-- Exercise instructions --
Copy out each line of the material in which the word "structured" appears.

═════ Data shown

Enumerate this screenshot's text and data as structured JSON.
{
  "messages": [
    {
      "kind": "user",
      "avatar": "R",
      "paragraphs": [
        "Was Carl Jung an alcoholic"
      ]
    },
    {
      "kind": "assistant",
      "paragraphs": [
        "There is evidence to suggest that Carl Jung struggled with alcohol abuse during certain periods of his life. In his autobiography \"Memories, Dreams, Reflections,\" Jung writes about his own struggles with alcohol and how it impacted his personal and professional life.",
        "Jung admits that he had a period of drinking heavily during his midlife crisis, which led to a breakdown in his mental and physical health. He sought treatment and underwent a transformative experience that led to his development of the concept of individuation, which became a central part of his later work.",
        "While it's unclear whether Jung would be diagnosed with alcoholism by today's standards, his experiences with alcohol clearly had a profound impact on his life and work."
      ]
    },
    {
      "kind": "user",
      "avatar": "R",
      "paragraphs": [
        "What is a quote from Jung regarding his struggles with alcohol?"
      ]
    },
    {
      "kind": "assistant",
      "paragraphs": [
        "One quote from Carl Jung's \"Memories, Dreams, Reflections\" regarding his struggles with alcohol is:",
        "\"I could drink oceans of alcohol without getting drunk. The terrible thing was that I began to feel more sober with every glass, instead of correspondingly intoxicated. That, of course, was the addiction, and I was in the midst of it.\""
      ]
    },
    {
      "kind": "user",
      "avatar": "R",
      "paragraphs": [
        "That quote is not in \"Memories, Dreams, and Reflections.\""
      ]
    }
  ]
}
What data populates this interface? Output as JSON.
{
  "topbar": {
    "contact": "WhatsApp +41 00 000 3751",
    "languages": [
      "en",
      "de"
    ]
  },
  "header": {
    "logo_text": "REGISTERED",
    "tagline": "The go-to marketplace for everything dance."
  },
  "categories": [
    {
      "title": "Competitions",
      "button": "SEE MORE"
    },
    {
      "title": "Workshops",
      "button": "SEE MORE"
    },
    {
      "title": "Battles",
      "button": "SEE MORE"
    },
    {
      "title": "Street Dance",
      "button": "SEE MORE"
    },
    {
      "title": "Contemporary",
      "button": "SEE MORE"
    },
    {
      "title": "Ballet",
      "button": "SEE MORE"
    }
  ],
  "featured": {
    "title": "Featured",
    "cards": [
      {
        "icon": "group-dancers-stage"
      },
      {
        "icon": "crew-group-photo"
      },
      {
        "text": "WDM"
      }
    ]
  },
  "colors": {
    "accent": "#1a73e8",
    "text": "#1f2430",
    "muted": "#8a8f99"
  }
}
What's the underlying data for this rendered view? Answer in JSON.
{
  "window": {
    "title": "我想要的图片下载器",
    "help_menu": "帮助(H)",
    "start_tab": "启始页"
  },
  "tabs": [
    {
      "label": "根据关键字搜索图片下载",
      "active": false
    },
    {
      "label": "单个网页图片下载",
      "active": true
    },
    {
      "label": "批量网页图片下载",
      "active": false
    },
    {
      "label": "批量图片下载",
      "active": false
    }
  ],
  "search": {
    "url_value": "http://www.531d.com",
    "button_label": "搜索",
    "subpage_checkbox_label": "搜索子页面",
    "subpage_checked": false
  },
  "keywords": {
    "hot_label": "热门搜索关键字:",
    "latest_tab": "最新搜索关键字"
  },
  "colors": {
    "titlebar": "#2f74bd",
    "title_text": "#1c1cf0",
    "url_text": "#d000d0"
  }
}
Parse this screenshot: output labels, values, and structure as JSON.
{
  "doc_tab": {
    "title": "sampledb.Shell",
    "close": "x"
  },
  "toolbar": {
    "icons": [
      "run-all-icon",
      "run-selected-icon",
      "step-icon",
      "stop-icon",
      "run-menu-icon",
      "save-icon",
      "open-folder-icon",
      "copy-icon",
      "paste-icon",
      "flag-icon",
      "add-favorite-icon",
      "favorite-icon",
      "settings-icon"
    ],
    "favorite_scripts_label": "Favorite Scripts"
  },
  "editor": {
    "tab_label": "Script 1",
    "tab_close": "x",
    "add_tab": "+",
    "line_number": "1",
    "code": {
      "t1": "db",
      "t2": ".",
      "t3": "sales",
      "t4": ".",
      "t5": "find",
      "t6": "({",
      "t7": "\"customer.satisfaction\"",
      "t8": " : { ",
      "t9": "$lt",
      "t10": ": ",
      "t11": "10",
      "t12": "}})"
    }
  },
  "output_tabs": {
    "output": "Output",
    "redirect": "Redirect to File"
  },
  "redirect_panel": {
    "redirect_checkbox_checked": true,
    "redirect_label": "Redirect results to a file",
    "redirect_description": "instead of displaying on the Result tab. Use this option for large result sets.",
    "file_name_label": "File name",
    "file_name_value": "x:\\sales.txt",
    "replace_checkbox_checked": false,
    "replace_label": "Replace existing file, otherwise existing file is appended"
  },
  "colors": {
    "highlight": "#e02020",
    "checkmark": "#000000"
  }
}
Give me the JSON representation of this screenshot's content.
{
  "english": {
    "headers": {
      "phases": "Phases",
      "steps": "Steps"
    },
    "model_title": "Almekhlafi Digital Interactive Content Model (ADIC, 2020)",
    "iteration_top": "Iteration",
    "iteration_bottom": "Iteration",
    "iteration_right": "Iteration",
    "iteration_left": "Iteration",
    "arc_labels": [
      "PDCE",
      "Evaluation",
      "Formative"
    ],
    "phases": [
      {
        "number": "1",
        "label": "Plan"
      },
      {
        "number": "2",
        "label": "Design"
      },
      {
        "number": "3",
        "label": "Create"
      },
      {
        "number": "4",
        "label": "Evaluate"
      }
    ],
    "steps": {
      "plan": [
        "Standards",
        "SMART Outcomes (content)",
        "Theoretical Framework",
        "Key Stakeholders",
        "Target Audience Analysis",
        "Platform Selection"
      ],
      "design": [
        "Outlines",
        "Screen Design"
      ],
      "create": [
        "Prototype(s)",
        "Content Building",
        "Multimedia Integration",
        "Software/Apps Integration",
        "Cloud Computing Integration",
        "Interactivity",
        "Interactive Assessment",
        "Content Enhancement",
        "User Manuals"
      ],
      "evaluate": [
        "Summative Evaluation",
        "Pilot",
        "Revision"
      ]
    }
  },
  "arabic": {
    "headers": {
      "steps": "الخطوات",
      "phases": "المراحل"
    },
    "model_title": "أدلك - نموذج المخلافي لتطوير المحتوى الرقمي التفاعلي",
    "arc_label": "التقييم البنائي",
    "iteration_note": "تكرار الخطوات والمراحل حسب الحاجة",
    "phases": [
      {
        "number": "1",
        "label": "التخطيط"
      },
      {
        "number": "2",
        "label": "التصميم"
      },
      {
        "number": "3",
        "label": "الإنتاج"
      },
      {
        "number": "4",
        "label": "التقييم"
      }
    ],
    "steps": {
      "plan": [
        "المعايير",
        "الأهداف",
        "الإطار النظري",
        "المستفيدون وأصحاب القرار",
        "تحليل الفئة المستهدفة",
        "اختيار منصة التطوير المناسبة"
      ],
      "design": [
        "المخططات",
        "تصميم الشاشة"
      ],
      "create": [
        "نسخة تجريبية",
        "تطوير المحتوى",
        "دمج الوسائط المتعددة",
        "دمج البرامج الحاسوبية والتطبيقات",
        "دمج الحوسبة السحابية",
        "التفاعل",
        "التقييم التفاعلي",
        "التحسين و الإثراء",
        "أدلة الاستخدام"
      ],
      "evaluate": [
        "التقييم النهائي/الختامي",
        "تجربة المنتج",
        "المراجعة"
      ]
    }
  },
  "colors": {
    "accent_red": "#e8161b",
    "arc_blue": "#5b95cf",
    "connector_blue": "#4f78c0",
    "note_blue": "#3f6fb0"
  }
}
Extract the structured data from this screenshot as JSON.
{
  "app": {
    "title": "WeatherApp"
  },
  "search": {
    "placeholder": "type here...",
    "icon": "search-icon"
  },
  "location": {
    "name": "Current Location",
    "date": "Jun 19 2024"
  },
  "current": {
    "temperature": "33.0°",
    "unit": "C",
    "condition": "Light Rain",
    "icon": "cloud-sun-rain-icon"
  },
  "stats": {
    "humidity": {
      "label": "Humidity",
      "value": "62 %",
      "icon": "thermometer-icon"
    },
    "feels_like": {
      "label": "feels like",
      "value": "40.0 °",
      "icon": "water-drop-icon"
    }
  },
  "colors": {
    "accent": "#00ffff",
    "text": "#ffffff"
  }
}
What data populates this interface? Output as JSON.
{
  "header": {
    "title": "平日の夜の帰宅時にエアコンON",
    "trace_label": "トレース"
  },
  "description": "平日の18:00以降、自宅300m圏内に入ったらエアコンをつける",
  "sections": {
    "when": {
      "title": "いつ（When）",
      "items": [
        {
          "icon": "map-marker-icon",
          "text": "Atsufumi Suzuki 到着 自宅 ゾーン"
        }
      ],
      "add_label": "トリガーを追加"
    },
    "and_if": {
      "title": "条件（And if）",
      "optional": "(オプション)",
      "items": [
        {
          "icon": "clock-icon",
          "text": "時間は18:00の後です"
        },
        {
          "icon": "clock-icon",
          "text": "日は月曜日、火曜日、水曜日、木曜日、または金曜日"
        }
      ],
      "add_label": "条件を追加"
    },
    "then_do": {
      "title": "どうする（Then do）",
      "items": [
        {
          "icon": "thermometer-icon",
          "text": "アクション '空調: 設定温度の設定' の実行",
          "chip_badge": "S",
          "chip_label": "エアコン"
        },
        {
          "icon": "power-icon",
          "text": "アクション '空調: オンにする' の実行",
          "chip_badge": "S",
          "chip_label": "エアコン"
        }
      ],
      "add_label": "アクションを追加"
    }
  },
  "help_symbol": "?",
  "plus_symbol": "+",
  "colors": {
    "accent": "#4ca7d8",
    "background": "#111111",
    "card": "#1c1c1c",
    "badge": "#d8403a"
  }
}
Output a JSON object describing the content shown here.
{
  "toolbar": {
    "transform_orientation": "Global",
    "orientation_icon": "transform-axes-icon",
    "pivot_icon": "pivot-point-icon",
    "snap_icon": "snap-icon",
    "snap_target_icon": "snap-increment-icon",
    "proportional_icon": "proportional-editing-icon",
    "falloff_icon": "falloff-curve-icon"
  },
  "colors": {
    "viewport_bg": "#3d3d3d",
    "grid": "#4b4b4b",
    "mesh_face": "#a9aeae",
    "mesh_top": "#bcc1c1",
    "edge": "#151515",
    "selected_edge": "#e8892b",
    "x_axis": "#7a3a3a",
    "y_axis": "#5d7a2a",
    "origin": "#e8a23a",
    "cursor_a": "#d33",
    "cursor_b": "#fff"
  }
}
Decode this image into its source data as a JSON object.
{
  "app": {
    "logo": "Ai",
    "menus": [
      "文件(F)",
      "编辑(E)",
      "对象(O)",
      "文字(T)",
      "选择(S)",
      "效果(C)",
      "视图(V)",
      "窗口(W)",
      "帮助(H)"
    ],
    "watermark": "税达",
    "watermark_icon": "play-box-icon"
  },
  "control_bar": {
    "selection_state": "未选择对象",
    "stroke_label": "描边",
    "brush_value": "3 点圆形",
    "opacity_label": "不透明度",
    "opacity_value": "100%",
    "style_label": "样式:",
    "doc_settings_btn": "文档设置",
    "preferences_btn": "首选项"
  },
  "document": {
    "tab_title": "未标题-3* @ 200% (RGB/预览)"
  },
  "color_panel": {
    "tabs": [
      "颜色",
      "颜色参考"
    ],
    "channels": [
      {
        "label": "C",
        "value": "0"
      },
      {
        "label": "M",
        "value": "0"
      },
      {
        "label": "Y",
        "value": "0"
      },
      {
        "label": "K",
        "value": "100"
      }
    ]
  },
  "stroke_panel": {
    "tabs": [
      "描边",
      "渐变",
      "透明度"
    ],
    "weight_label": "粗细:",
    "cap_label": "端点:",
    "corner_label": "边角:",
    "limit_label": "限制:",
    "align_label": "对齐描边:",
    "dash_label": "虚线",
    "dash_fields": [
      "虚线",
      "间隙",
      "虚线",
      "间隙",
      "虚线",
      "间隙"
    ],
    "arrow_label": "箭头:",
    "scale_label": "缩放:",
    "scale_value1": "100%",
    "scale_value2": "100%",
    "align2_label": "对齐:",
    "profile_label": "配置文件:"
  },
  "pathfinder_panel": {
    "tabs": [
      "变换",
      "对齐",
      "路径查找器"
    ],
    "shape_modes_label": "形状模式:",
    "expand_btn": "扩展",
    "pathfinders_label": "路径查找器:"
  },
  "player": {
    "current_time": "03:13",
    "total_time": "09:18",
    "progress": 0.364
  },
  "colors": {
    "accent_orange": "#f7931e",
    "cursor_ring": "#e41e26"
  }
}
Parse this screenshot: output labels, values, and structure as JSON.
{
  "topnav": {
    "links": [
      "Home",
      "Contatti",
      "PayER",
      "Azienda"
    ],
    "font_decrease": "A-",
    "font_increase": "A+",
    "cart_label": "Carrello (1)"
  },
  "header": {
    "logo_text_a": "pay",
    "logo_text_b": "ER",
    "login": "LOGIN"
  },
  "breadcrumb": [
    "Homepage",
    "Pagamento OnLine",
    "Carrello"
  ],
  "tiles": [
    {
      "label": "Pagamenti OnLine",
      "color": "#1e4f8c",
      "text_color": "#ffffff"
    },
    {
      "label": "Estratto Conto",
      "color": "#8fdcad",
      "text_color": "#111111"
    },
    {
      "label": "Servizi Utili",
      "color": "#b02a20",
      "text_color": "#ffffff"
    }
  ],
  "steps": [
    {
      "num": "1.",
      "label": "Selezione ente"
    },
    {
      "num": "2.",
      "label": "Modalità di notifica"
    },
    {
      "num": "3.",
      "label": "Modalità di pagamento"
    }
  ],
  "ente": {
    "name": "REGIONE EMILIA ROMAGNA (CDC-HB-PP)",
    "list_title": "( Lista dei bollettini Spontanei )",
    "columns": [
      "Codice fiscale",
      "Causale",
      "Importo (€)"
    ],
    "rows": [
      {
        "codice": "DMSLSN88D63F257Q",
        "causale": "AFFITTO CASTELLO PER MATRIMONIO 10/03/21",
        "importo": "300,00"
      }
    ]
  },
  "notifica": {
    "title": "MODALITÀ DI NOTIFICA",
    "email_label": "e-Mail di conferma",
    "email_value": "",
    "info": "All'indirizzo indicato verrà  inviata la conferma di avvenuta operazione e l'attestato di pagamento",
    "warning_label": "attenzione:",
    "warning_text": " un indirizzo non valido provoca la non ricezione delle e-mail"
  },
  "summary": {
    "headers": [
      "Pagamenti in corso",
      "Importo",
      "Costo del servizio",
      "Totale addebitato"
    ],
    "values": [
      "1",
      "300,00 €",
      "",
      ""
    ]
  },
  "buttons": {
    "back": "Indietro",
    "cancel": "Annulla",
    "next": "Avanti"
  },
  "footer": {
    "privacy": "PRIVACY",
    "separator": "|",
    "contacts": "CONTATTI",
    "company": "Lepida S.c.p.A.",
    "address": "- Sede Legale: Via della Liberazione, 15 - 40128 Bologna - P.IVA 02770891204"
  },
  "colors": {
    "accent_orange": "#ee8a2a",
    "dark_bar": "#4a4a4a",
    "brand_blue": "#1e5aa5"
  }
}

══════════

-- Expected answer --
Enumerate this screenshot's text and data as structured JSON.
Extract the structured data from this screenshot as JSON.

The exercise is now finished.